▸ Task statement:
Present every line in which the string "Chartered" appears.

(Stored data)

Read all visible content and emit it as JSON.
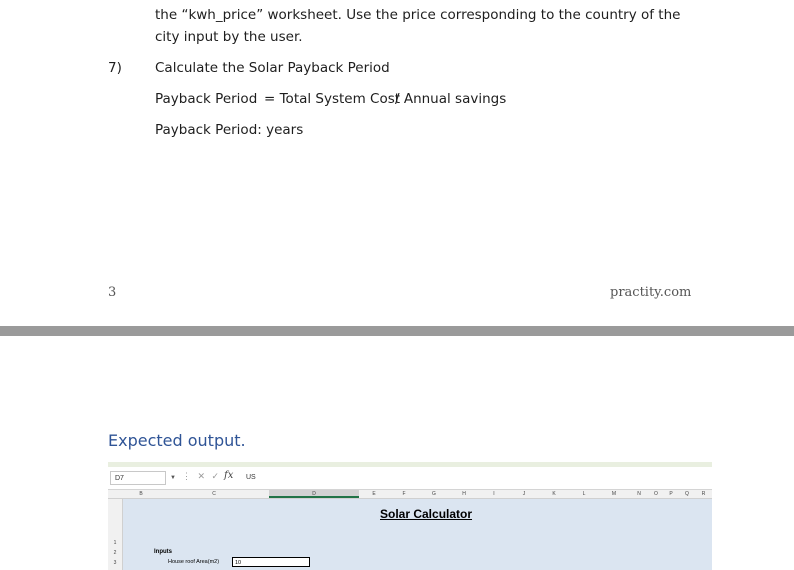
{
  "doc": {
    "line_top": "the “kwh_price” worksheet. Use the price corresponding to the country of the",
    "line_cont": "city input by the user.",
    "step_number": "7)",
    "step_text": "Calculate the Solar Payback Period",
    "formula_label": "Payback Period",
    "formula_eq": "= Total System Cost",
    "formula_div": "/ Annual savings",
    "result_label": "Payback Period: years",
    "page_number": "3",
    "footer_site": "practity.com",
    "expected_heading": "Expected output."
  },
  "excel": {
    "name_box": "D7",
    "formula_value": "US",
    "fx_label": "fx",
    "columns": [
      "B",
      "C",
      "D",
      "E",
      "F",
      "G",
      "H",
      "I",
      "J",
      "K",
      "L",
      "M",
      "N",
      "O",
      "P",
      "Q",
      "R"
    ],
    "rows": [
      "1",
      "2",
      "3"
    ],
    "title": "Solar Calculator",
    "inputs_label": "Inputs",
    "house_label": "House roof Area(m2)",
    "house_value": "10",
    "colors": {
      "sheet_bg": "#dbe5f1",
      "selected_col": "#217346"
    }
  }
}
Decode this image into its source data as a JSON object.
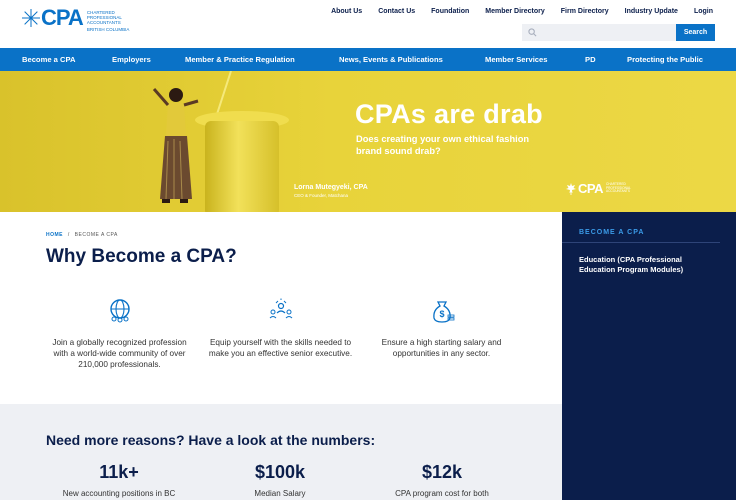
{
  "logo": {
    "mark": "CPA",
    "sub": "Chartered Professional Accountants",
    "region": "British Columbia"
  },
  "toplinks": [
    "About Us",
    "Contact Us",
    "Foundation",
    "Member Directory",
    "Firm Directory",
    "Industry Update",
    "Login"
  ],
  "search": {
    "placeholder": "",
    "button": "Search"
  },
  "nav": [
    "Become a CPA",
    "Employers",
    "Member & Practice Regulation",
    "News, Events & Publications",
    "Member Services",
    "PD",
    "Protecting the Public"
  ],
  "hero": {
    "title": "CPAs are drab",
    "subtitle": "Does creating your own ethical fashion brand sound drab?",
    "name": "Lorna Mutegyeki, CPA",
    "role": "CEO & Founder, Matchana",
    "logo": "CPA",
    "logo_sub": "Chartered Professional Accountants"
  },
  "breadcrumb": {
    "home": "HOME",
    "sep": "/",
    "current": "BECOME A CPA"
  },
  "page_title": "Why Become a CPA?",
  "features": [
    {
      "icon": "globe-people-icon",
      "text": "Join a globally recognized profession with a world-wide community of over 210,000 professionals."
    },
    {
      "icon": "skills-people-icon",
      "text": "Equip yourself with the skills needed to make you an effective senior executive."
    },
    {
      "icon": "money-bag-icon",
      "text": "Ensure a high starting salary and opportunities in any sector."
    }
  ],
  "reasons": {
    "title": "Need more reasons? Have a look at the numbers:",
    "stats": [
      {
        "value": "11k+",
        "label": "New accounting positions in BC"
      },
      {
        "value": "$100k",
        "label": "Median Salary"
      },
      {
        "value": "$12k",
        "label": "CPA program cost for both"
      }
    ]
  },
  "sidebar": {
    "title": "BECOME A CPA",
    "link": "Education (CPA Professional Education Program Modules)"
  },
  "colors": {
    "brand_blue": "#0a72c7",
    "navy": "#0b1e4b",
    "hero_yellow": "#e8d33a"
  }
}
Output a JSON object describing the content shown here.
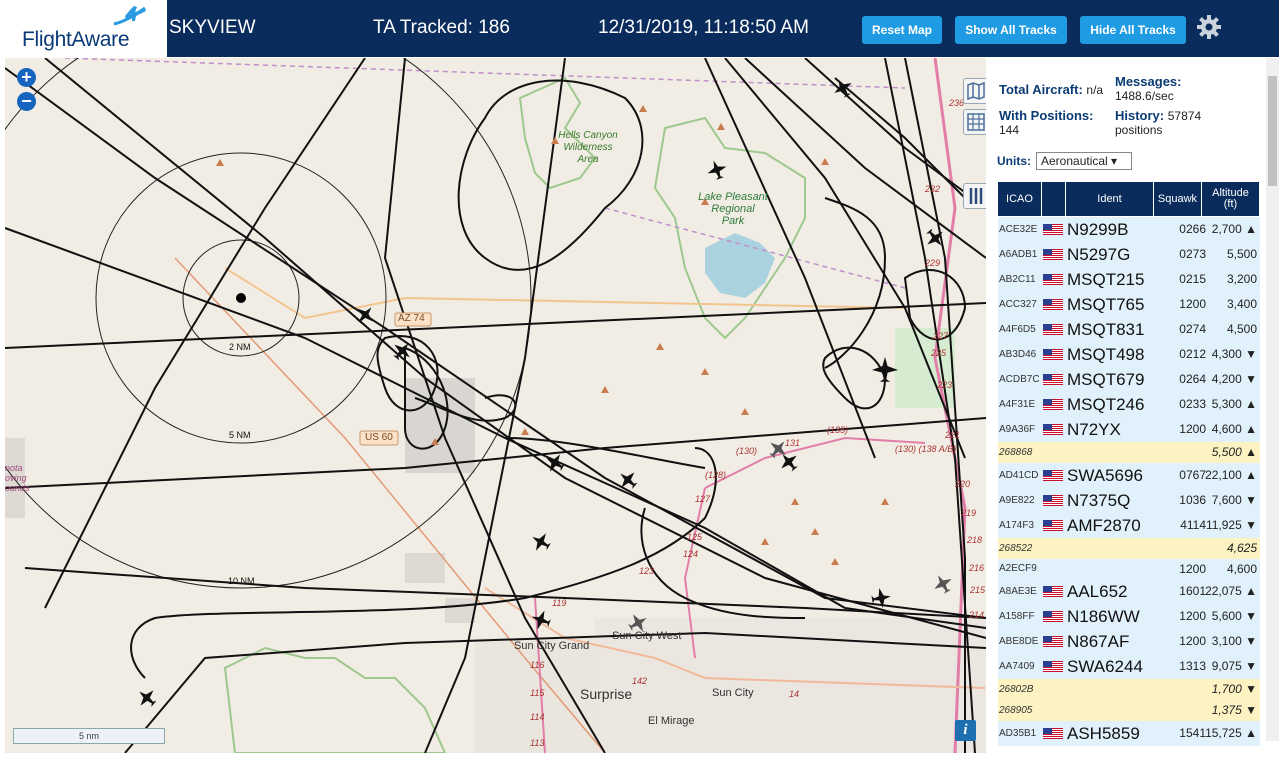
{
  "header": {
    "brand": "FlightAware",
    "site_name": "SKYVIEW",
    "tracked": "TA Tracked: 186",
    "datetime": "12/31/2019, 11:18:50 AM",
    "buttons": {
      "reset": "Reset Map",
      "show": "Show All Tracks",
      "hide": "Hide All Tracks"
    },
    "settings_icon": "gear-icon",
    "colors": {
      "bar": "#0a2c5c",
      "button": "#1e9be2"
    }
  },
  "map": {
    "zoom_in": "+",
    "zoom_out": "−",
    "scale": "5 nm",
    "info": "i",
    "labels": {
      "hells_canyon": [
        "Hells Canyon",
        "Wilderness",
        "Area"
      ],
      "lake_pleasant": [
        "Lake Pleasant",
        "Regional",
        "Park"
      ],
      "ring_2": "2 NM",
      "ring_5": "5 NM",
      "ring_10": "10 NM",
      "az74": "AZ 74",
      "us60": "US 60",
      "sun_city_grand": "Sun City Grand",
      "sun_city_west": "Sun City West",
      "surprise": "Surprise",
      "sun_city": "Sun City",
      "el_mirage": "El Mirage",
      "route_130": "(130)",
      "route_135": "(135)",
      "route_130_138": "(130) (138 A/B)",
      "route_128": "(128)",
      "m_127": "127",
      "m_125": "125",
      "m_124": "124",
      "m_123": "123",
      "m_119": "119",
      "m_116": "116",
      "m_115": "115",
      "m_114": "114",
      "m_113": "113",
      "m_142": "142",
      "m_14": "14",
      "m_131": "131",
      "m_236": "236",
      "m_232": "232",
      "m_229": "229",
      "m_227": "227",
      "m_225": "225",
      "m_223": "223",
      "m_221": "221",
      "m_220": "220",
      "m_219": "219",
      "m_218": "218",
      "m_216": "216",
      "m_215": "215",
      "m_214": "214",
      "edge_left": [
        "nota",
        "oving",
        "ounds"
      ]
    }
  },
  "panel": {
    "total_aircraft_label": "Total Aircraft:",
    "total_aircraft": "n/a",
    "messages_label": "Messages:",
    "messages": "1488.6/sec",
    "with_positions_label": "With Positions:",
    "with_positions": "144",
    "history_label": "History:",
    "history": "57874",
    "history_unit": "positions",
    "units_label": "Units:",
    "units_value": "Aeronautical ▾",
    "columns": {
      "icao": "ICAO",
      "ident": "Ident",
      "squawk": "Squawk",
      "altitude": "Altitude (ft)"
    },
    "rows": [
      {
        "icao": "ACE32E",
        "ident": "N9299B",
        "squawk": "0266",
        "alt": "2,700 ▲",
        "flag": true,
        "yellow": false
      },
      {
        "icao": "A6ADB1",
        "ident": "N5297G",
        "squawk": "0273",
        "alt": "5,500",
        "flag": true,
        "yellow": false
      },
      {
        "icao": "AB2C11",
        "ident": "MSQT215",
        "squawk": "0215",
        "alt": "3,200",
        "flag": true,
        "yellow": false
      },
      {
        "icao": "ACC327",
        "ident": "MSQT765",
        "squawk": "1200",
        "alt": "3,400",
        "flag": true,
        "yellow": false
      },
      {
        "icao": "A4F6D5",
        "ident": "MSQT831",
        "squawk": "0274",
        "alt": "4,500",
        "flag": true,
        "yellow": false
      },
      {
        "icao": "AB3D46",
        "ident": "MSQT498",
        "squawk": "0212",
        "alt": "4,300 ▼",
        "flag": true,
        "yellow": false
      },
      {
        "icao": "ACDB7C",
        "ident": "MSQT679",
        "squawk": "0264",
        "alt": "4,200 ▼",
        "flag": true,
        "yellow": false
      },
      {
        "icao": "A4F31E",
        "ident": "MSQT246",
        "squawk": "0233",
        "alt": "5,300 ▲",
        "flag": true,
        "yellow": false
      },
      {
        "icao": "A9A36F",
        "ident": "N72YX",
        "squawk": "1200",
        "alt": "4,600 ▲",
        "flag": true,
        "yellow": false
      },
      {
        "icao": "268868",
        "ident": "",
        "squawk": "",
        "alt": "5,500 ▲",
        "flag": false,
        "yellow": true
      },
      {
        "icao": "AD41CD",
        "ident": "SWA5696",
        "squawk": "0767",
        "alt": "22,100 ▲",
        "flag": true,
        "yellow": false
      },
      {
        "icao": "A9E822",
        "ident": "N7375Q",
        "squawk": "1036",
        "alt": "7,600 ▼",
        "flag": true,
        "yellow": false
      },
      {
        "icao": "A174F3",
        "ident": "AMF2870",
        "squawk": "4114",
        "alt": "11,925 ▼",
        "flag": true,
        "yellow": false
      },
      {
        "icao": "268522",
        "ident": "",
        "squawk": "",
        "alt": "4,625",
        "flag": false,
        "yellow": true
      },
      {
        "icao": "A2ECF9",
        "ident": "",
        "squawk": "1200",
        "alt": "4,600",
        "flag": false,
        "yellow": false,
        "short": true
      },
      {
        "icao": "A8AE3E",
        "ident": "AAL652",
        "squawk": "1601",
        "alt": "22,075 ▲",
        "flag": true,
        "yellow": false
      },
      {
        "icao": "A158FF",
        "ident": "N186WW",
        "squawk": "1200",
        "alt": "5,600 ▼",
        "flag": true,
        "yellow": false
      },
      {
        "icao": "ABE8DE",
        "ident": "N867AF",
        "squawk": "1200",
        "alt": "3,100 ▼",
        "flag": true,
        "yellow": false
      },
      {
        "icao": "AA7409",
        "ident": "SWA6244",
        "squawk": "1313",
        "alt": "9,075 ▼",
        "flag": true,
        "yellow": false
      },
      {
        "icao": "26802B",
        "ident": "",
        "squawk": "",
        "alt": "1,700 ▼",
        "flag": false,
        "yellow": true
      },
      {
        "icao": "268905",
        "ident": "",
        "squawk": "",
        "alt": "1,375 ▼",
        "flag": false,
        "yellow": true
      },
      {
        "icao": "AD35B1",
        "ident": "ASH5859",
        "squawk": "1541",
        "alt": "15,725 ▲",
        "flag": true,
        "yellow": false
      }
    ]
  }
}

---

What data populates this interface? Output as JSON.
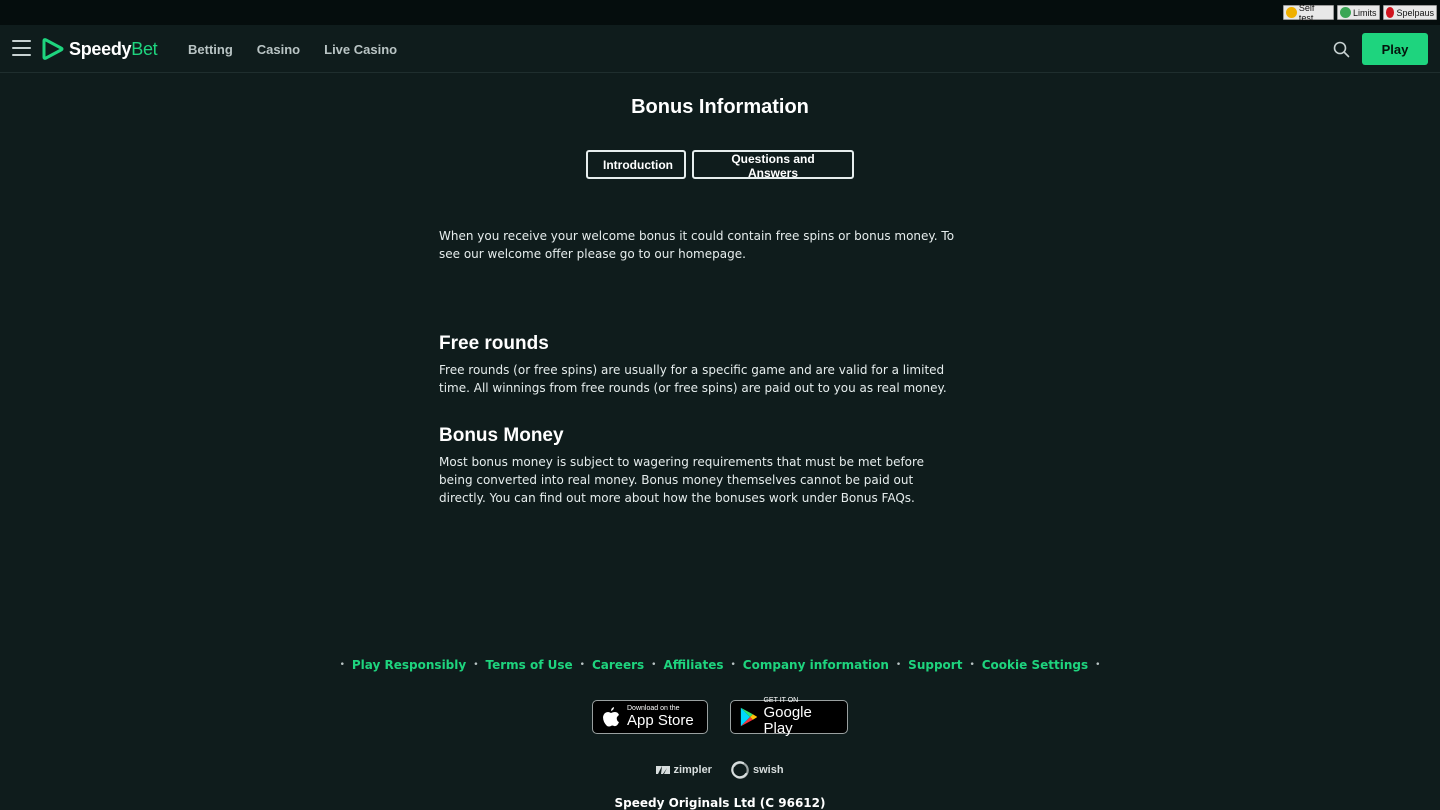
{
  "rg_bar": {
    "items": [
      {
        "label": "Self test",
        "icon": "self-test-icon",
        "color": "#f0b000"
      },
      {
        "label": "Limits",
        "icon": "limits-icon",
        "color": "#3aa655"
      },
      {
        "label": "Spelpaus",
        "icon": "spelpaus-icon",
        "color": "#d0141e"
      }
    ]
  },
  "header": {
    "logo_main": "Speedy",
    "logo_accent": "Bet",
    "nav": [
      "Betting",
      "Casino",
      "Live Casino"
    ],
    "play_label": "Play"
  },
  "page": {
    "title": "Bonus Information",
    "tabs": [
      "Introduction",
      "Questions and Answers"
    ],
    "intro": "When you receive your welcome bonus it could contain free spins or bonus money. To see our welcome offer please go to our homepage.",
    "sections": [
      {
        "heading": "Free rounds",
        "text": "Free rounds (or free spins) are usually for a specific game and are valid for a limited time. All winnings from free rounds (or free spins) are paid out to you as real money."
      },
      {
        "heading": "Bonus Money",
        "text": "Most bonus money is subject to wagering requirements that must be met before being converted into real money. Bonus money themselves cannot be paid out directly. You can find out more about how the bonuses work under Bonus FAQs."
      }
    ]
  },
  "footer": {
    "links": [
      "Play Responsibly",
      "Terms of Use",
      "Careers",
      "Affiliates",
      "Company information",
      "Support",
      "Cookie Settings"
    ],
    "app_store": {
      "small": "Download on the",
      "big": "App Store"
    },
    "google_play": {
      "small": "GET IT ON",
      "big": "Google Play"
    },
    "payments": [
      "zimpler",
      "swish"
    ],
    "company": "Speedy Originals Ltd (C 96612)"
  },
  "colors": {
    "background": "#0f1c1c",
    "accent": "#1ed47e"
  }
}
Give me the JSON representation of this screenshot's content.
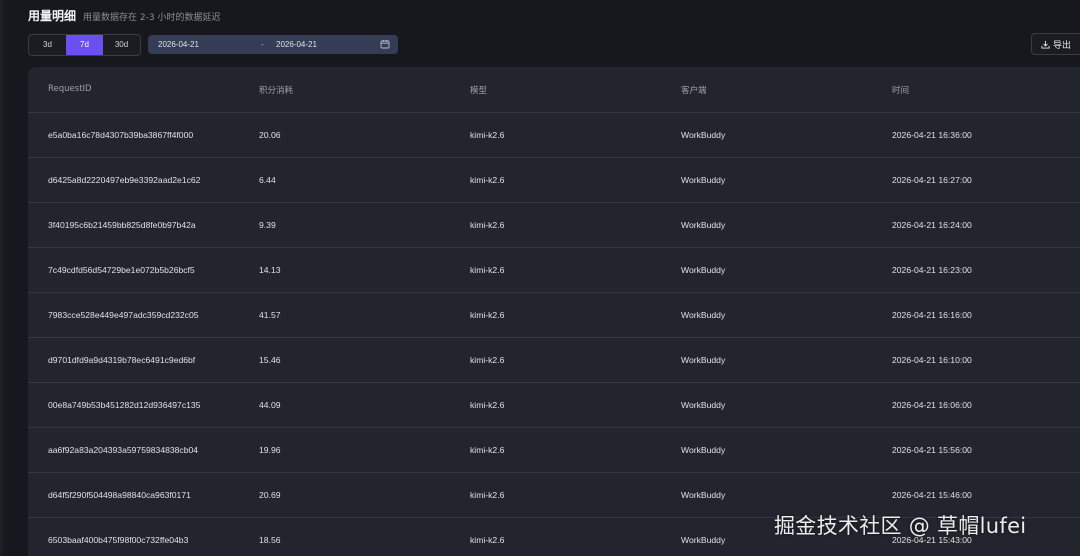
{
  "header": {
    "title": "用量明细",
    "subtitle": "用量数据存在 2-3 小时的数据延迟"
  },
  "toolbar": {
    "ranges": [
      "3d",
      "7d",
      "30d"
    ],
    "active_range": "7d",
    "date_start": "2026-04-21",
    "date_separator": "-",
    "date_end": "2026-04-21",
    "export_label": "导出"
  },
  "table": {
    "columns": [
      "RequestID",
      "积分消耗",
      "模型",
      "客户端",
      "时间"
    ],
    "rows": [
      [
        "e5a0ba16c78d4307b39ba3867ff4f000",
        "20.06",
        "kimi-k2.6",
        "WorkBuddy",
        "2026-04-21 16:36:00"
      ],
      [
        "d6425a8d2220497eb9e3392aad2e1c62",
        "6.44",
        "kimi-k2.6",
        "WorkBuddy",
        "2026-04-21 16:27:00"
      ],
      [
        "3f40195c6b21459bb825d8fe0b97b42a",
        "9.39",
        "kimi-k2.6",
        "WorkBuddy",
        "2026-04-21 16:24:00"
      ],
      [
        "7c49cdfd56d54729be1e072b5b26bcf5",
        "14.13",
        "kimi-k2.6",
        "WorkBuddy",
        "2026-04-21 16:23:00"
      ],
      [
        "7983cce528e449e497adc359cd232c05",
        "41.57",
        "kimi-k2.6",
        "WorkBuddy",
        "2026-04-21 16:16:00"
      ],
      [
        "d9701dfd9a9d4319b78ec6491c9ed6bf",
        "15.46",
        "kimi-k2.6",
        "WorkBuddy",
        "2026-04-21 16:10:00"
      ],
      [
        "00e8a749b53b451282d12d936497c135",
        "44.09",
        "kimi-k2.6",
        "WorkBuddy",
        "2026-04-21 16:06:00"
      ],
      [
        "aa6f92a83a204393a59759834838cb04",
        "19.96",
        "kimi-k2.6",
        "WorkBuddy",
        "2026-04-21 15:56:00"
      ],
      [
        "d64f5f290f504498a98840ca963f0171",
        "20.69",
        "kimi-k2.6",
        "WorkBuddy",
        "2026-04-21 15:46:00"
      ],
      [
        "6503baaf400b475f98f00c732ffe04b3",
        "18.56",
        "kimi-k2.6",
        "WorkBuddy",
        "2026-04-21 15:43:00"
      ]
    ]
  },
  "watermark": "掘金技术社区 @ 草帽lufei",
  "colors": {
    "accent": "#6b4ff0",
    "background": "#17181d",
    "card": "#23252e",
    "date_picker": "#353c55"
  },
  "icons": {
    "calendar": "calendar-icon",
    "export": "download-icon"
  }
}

▸ Solution:
    "sub": "Chartered Professional Accountants",
    "logo_sub": "Chartered Professional Accountants"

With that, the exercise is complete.